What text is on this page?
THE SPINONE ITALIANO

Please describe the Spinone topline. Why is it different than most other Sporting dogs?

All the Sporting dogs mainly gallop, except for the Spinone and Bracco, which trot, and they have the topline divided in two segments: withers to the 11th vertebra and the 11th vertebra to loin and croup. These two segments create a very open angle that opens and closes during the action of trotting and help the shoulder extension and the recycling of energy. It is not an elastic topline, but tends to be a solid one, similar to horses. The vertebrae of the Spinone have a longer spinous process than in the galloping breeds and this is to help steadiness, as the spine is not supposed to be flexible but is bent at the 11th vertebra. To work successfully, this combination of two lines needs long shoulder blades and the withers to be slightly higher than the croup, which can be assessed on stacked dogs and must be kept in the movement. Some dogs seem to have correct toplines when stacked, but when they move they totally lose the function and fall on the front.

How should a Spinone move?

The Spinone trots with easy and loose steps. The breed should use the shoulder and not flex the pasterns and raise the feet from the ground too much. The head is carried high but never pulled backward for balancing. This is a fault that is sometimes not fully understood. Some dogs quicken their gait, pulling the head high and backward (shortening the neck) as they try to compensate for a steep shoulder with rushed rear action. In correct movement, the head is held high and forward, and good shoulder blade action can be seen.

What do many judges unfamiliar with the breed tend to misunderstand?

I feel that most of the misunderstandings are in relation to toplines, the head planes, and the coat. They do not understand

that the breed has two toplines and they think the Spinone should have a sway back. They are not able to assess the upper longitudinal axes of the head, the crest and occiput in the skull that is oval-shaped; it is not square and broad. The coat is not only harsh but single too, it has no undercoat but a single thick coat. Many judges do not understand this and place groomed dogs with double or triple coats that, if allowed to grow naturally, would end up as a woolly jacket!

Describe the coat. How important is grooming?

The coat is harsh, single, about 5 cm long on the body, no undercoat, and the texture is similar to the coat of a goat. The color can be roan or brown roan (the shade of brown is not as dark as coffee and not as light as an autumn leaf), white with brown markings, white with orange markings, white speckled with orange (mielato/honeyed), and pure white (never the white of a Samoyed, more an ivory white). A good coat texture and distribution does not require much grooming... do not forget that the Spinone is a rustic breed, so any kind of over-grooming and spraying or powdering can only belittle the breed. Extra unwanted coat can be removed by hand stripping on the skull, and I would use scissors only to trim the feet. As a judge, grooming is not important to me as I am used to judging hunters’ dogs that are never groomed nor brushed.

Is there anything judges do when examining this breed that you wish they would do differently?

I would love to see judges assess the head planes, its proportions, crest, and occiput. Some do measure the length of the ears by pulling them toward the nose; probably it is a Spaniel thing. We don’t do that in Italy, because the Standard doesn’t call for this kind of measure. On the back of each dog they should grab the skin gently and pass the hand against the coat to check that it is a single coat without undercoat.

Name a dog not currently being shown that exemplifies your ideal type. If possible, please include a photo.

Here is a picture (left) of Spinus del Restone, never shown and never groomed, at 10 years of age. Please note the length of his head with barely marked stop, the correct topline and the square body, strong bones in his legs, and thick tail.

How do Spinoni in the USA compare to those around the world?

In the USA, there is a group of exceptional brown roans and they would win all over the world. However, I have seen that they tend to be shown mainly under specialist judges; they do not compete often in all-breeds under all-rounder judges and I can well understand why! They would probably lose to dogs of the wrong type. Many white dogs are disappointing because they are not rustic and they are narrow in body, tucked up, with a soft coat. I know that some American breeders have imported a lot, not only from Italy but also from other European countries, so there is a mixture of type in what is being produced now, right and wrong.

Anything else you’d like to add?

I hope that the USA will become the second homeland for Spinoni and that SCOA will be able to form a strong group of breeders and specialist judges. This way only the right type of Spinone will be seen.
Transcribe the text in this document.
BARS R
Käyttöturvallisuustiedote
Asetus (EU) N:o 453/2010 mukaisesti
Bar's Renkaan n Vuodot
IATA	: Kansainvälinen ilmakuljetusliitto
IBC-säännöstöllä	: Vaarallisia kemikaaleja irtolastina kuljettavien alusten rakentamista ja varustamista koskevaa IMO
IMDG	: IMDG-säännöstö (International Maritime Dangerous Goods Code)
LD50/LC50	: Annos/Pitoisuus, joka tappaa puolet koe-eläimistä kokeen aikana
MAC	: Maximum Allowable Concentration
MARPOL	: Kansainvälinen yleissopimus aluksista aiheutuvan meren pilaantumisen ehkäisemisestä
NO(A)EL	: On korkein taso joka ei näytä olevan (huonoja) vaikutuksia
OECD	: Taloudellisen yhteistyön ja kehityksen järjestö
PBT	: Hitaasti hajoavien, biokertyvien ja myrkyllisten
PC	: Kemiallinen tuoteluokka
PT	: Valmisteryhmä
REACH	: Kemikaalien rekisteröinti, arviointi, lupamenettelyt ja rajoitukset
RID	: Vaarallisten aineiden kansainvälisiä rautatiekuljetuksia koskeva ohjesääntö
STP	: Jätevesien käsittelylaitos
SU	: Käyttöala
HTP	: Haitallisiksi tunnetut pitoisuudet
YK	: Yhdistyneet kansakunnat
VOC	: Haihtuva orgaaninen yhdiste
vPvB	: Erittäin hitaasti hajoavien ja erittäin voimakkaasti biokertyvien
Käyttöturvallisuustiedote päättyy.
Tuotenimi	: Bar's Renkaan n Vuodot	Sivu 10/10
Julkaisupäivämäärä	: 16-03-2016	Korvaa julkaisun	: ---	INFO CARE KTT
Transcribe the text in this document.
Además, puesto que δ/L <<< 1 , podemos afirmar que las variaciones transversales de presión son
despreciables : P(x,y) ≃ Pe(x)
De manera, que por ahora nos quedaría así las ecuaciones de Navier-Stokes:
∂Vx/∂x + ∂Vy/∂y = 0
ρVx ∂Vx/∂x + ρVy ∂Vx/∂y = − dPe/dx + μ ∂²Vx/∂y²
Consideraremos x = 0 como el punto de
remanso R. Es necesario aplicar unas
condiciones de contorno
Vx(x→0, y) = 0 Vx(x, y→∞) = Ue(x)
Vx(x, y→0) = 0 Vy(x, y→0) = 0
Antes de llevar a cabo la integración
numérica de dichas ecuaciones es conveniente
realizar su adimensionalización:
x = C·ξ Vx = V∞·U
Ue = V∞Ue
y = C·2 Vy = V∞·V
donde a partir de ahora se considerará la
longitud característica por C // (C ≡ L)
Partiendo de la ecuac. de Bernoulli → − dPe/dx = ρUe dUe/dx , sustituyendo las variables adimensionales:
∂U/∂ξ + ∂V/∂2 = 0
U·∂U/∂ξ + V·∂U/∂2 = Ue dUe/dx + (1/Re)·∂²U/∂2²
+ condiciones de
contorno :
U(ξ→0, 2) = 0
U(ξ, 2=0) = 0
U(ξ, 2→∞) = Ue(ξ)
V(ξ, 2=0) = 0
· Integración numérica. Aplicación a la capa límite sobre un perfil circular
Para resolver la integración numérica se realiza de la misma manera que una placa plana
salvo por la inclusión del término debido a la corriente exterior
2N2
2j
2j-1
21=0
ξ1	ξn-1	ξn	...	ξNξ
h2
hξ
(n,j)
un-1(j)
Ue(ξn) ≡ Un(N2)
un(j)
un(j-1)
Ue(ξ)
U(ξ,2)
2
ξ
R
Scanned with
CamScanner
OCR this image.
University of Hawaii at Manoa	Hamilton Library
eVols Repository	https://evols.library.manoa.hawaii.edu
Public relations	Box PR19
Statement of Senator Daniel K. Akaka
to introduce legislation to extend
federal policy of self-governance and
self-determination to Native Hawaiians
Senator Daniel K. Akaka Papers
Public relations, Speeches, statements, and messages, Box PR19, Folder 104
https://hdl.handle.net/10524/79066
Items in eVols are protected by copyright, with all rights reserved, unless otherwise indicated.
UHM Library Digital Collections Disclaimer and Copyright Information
..............................
» WRITTEN INSTRUCTION:
Check each line of the data above for the string "ecuaciones" and report only how many lines have it.

» RESPONSE BELOW:
2